## DESCRIPTION OF THE TASK:
Extend the fair value measurement passage below, beginning after its final sentence.

## SUPPLIED TEXT:
⟨
Level 1: Quoted prices (unadjusted) for identical assets or liabilities in active markets that the entity has the ability to access as of the measurement date.

Level 2: Significant other observable inputs other than Level 1 prices such as quoted prices for similar assets or liabilities; quoted prices in markets that are not active; or other inputs that are observable or can be corroborated by observable market data.

Level 3: Significant unobservable inputs that reflect a reporting entity's own assumptions about the assumptions that market participants would use in pricing an asset or liability.

The Corporation used the following methods and significant assumptions to estimate fair value on a recurring basis:

Available for Sale Securities:  The fair values of securities available for sale are usually determined by obtaining quoted prices on nationally recognized securities exchanges (Level 1 inputs), or matrix pricing, which is a mathematical technique widely used to value debt securities without relying exclusively on quoted prices for the specific securities but rather by relying on the securities' relationship to other benchmark quoted securities (Level 2 inputs). For securities where quoted prices or market prices of similar securities are not available, fair values are calculated using discounted cash flows or other market indicators (Level 3 inputs).

Equity Investments: Securities that are held to fund a deferred compensation plan and securities that have a readily determinable fair market value, are recorded at fair value with changes in fair value included in earnings.  The fair values of equity investments are determined by quoted market prices (Level 1 inputs).

Impaired Loans:  At the time a loan is considered impaired, it is valued at the lower of cost or fair value.  Impaired loans carried at fair value have been partially charged-off or receive specific allocations as part of the allowance for loan loss accounting.  For collateral dependent loans, fair value is commonly based on real estate appraisals.  These appraisals may utilize a single valuation approach or a combination of approaches including comparable sales and the income approach.  Adjustments are routinely made in the appraisal process by independent appraisers to adjust for differences between the comparable sales and income data available.  Such adjustments are usually significant and typically result in a Level 3 classification of the inputs for determining fair value.  Non-real estate collateral may be valued using an appraisal, net book value per the borrower’s financial statements, or aging reports, adjusted or discounted based on management’s historical knowledge, changes in market conditions from the time of the valuation, and management’s expertise and knowledge of the client and client’s business, typically resulting in a Level 3 fair value classification.  Impaired loans are evaluated on a quarterly basis for additional impairment and adjusted accordingly.

OREO:  Assets acquired through or instead of loan foreclosures are initially recorded at fair value less costs to sell when acquired, establishing a new cost basis.  These assets are subsequently accounted for at lower of cost or fair value less estimated costs to sell.  Fair value is commonly based on recent real estate appraisals. These appraisals may utilize a single valuation approach or a combination of approaches including comparable sales and the income approach. Adjustments are routinely made in the appraisal process by independent appraisers to adjust for differences between the comparable sales and income data available. Such adjustments are usually significant and typically result in a Level 3 classification of the inputs for determining fair value.
⟩
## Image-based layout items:
⟨
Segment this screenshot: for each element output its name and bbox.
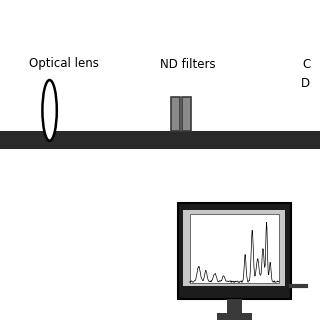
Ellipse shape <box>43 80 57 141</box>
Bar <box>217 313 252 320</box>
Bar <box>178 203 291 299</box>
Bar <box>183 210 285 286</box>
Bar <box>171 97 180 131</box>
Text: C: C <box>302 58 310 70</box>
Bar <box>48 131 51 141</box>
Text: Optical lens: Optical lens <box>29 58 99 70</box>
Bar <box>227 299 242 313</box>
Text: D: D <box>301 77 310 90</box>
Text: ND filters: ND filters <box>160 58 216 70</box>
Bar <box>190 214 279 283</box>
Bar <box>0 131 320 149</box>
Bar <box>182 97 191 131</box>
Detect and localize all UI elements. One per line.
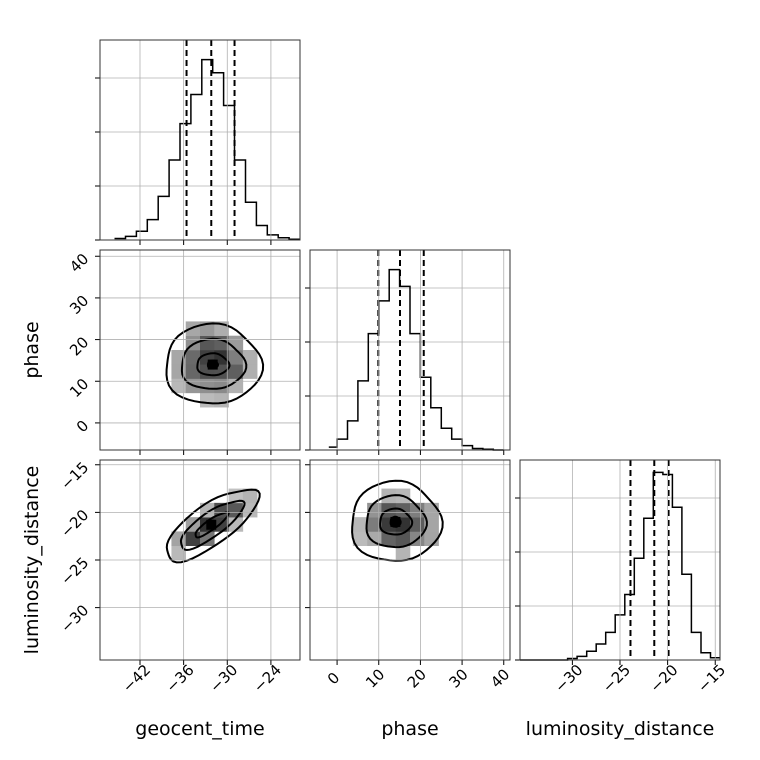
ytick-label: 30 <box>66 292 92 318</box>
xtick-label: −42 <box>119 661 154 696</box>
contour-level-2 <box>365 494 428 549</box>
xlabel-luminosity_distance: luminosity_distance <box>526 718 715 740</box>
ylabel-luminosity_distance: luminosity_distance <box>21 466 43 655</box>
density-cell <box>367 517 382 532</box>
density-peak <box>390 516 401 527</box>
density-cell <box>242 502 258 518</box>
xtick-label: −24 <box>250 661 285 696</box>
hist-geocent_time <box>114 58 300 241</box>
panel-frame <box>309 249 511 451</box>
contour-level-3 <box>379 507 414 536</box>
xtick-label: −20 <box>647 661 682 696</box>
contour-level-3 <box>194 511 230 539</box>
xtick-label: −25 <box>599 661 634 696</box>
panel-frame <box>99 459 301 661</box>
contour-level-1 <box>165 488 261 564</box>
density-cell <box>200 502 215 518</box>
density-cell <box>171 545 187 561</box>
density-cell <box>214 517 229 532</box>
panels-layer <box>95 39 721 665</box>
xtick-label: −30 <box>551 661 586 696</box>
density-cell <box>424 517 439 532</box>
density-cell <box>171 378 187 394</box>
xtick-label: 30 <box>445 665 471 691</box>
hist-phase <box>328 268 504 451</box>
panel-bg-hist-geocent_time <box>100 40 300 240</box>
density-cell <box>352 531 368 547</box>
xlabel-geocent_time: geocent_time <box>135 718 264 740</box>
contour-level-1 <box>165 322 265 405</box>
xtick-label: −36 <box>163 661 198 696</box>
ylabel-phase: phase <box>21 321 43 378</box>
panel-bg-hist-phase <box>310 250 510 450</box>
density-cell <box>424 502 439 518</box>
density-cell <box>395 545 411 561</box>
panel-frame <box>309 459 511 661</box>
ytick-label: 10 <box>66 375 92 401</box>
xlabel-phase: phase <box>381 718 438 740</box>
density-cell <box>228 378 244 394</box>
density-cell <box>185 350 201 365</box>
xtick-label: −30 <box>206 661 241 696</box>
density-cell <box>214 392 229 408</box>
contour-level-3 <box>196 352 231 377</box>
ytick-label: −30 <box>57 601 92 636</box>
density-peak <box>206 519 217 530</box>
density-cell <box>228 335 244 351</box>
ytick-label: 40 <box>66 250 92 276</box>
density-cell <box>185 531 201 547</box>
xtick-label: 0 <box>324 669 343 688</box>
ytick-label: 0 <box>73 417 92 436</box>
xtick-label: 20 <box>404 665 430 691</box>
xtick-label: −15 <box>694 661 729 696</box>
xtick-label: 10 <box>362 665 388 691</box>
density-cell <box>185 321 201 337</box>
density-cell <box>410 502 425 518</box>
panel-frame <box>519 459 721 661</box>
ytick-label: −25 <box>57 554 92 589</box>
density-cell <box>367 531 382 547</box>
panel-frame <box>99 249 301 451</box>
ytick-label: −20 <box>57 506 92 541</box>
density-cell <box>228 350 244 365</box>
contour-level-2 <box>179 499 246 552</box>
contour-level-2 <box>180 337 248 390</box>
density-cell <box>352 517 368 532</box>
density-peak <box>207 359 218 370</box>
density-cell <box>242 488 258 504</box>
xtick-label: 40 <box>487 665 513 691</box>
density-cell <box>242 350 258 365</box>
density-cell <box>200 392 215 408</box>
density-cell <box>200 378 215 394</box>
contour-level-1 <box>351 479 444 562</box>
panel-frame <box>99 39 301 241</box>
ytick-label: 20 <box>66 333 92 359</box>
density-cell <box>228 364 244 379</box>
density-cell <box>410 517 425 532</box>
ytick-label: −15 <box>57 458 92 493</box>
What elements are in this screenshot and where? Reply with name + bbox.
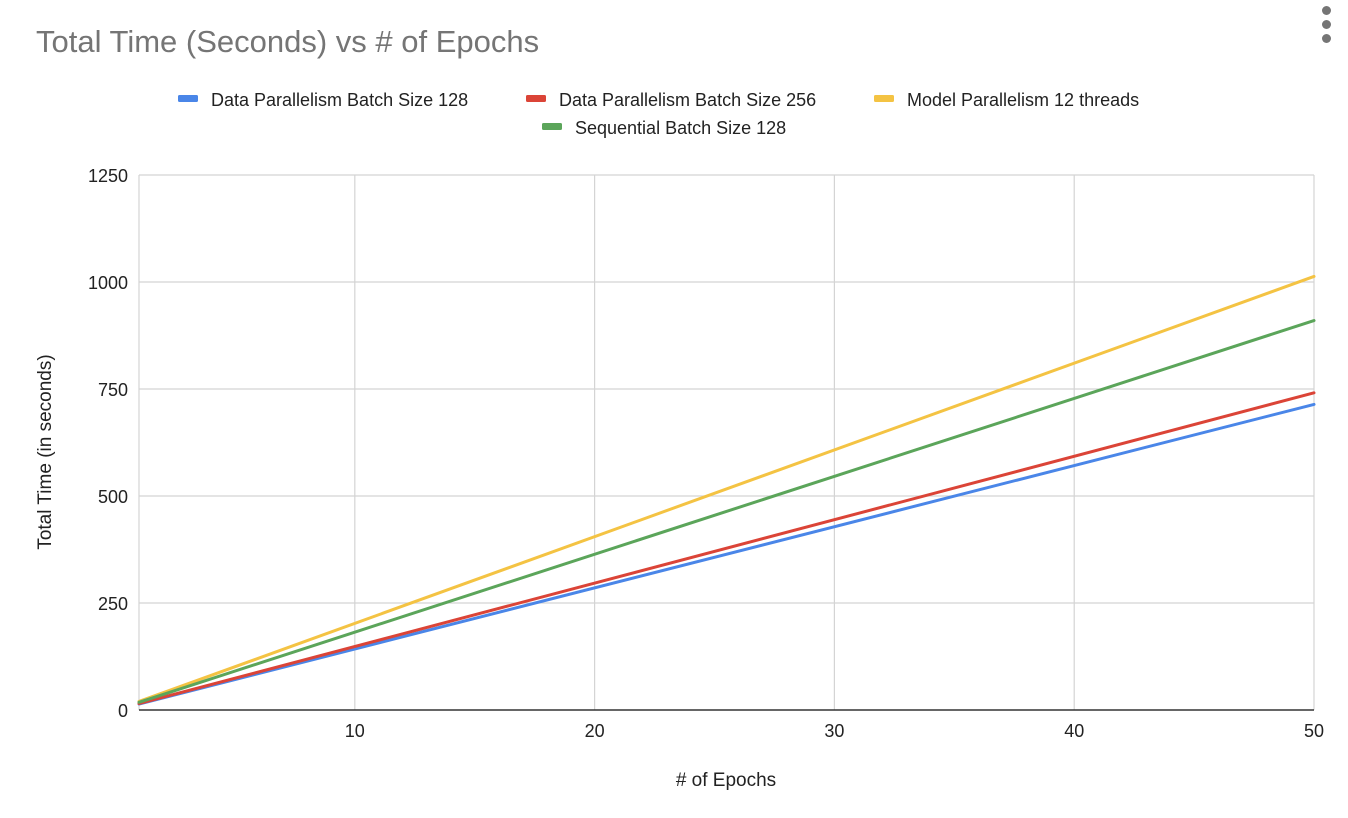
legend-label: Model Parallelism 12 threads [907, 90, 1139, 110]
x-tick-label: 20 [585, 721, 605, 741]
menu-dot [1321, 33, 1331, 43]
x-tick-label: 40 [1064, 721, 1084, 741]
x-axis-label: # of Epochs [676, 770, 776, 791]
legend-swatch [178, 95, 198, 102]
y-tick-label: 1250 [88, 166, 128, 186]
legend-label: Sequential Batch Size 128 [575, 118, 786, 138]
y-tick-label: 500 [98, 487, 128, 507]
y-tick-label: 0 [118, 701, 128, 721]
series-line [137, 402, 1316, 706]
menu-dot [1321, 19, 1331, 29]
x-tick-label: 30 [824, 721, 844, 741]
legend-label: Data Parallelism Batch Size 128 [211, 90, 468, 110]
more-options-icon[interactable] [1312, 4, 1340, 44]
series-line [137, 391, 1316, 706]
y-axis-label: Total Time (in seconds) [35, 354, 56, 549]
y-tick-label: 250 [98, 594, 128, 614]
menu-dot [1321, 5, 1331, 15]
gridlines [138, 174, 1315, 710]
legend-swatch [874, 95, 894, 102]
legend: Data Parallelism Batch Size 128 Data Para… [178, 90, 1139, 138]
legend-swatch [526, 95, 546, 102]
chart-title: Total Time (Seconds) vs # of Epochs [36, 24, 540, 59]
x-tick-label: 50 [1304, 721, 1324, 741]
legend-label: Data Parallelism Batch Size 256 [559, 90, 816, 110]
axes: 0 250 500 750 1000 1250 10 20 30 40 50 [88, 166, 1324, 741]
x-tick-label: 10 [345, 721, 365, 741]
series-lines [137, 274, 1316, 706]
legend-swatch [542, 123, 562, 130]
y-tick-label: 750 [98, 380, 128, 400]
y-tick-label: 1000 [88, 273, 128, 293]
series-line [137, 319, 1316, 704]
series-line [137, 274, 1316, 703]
⟩
⟨
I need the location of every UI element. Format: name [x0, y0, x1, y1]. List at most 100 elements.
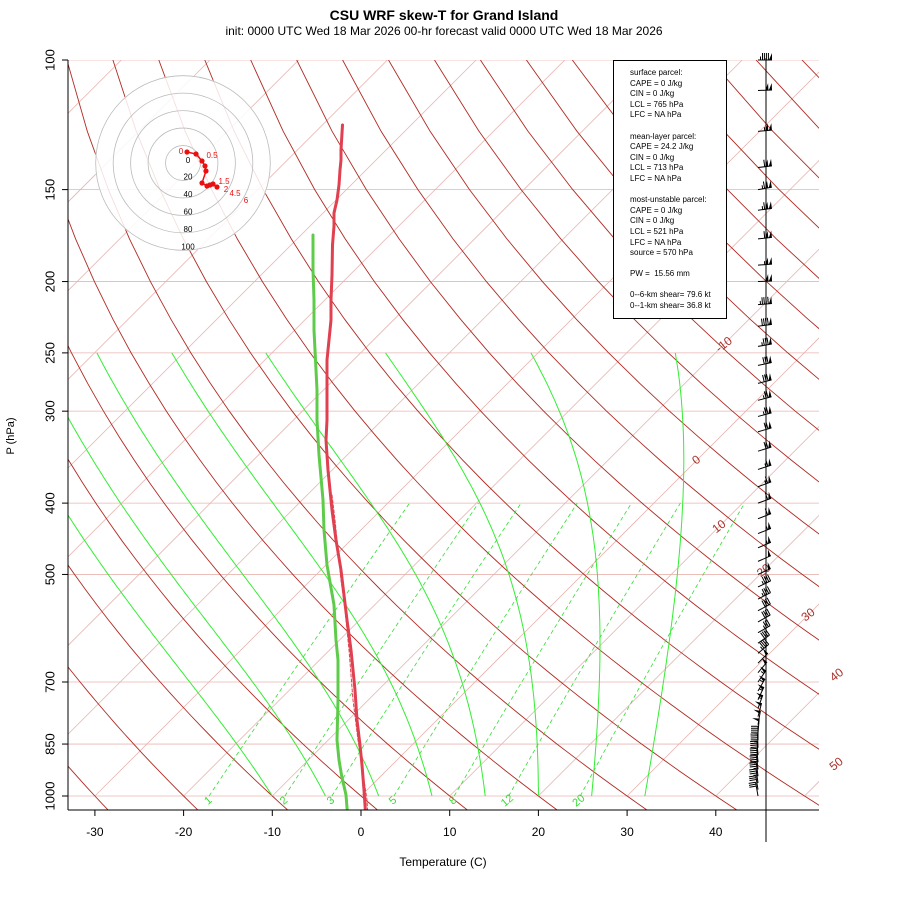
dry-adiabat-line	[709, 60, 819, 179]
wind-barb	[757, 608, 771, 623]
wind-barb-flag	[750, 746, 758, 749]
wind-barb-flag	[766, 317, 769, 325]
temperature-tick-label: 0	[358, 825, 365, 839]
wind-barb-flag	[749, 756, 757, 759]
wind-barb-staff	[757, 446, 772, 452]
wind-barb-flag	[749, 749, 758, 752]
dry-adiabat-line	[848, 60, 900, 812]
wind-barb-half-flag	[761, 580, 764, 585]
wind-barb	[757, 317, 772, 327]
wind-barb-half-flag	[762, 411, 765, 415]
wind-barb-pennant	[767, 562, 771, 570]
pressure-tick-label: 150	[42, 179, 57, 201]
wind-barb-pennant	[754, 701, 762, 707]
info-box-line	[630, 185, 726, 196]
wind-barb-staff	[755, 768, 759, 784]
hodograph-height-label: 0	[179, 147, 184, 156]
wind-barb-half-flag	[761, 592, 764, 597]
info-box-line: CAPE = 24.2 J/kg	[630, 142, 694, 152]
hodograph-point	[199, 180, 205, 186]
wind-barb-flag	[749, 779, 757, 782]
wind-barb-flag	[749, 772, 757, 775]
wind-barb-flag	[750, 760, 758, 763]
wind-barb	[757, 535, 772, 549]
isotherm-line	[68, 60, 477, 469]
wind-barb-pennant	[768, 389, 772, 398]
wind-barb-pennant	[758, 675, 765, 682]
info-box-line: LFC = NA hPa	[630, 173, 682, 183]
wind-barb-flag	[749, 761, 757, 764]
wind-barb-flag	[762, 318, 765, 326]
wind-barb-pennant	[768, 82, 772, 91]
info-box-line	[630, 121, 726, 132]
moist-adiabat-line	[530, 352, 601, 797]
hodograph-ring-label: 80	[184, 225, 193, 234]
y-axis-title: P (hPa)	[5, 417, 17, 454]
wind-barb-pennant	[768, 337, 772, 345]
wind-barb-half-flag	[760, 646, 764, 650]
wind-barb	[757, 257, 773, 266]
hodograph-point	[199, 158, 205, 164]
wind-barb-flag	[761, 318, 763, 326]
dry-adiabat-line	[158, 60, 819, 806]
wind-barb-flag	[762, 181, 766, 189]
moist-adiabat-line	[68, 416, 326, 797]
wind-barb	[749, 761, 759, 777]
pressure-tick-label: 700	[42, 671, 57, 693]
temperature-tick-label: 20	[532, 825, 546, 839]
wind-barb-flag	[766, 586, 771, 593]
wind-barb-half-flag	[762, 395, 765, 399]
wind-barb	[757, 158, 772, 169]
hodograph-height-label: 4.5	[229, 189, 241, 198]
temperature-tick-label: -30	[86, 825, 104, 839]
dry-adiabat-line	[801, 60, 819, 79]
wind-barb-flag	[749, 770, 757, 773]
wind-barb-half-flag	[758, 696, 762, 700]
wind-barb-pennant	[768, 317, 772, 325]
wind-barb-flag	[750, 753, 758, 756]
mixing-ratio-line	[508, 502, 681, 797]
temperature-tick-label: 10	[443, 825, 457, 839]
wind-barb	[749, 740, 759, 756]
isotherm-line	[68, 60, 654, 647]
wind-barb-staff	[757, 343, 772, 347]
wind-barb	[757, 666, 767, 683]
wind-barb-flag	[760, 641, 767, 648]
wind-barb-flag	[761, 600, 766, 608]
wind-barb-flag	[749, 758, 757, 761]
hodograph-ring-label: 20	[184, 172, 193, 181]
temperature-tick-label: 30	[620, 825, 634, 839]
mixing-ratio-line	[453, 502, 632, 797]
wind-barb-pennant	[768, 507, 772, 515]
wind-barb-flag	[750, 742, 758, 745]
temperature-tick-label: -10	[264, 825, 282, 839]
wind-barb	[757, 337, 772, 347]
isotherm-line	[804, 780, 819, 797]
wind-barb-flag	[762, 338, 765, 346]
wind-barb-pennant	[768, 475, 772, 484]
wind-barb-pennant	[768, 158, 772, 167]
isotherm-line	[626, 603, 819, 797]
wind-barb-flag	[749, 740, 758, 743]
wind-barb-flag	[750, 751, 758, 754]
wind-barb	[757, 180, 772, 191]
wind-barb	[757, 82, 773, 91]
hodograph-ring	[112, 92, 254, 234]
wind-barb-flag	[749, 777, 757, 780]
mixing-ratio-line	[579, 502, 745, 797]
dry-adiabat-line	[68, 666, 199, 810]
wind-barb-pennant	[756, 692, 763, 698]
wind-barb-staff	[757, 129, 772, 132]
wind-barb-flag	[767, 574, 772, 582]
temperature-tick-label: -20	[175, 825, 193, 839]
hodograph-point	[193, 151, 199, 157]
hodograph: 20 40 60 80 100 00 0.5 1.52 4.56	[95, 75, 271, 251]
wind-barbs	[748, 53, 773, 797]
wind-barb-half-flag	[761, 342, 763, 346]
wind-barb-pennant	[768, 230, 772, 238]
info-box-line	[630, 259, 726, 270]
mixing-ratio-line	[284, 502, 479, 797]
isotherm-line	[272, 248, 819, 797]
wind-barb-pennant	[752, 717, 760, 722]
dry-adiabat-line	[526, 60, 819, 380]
⟩
⟨
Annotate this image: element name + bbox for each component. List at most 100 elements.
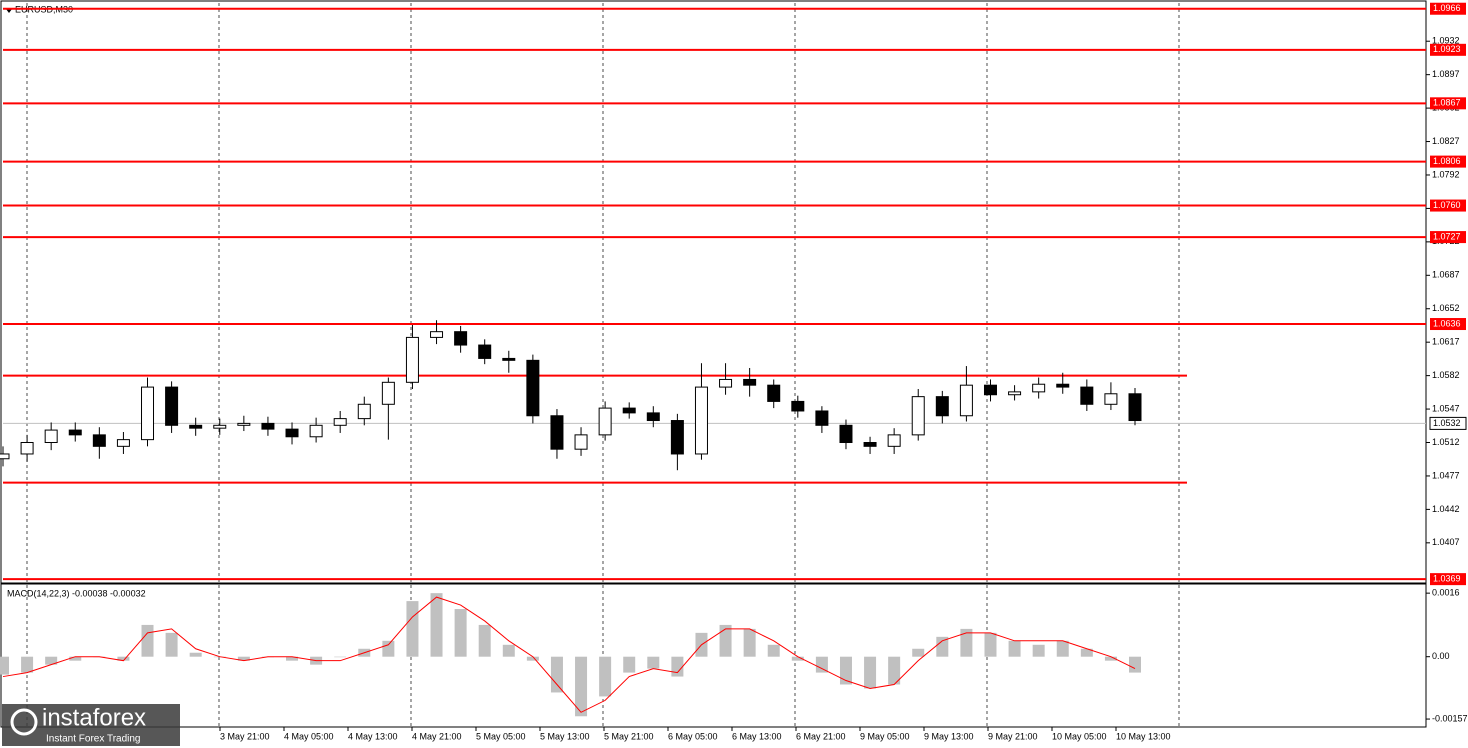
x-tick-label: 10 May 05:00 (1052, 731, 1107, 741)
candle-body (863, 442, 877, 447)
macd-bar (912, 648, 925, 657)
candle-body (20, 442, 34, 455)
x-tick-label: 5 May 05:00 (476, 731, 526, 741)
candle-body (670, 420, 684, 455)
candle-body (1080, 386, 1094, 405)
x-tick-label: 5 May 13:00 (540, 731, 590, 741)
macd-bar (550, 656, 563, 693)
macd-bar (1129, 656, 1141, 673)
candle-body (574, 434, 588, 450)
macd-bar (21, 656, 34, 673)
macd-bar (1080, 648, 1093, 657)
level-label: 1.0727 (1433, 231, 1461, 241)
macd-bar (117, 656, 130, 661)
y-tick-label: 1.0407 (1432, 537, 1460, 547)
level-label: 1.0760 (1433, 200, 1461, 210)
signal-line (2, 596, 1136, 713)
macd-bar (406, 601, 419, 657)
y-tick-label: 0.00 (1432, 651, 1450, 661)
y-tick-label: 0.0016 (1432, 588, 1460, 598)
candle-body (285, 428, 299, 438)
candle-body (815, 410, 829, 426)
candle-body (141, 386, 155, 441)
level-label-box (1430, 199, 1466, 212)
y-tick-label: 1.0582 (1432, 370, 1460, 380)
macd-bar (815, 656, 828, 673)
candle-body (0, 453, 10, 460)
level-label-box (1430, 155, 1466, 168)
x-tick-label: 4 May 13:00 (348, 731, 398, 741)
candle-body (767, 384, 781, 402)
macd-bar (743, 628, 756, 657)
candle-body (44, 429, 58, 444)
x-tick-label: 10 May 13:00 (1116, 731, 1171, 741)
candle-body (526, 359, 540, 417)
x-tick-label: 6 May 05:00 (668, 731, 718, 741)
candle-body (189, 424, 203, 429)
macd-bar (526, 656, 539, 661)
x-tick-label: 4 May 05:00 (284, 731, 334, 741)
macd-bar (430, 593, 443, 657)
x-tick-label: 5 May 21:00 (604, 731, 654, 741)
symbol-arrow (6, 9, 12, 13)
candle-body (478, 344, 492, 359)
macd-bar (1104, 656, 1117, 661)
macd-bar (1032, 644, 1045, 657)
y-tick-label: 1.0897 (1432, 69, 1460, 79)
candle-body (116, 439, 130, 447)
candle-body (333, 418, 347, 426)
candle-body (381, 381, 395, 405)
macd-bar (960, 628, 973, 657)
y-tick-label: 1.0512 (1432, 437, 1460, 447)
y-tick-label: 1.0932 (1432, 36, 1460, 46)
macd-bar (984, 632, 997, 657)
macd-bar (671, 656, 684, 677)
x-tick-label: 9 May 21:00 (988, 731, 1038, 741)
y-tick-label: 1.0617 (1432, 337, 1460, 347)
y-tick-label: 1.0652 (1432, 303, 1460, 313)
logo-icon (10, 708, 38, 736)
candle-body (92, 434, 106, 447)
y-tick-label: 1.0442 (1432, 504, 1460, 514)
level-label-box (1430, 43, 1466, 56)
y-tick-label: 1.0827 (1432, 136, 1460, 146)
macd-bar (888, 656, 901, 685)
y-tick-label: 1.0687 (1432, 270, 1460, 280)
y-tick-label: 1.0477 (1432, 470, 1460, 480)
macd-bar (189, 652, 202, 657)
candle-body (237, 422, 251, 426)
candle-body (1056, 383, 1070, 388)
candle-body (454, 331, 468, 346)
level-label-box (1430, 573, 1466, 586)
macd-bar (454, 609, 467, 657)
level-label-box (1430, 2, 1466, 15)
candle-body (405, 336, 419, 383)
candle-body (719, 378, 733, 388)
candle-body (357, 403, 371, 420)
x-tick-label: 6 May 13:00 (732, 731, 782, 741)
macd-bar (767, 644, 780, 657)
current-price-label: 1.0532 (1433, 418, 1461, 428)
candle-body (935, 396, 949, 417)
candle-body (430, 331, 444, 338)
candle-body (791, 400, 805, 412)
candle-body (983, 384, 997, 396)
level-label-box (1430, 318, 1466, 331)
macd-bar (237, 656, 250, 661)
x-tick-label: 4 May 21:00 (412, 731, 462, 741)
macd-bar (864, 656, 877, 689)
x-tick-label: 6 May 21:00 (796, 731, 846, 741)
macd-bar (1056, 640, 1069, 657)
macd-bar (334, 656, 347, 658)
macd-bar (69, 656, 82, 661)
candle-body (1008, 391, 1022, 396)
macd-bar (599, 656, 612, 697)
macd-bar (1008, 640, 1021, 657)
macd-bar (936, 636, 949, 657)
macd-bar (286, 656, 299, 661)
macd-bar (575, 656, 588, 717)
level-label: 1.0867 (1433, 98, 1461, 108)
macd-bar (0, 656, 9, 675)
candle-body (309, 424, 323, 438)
⟩
## REPLY:
Appraisals for both collateral dependent impaired loans and OREO are performed by certified general appraisers (commercial properties) or certified residential appraisers (residential properties) whose qualifications and licenses have been reviewed and verified by the Corporation.  Once received, appraisals are reviewed for reasonableness of assumptions, approaches utilized, Uniform Standards of Professional Appraisal Practice and other regulatory compliance, as well as the overall resulting fair value in comparison with independent data sources such as recent market data or industry-wide statistics.  Appraisals are generally completed within the previous 12 month period prior to a property being placed into OREO.  On impaired loans, appraisal values are adjusted based on the age of the appraisal, the position of the lien, the type of the property and its condition.
Derivatives: The fair values of interest rate swaps are based on valuation models using observable market data as of the measurement date (Level 2 inputs). Derivatives are traded in an over-the-counter market where quoted market prices are not always available. Therefore, the fair values of derivatives are determined using quantitative models that utilize multiple market inputs. The inputs will vary based on the type of derivative, but could include interest rates, prices, and indices to generate continuous yield or pricing curves, prepayment rates, and volatility factors to value the position. The Corporation also incorporates credit valuation adjustments to appropriately reflect both its own nonperformance risk and the respective counter-party's nonperformance risk in the fair value measurements. In adjusting the fair value of its derivative contracts for the effect of nonperformance risk, the Corporation has considered the impact of any applicable credit enhancements, such as collateral postings. Although the Corporation has determined that the majority of the inputs used to value its derivatives fall within Level 2 of the fair value hierarchy, the credit valuation adjustments associated with its derivatives utilize credit default rate assumptions (Level 3 inputs).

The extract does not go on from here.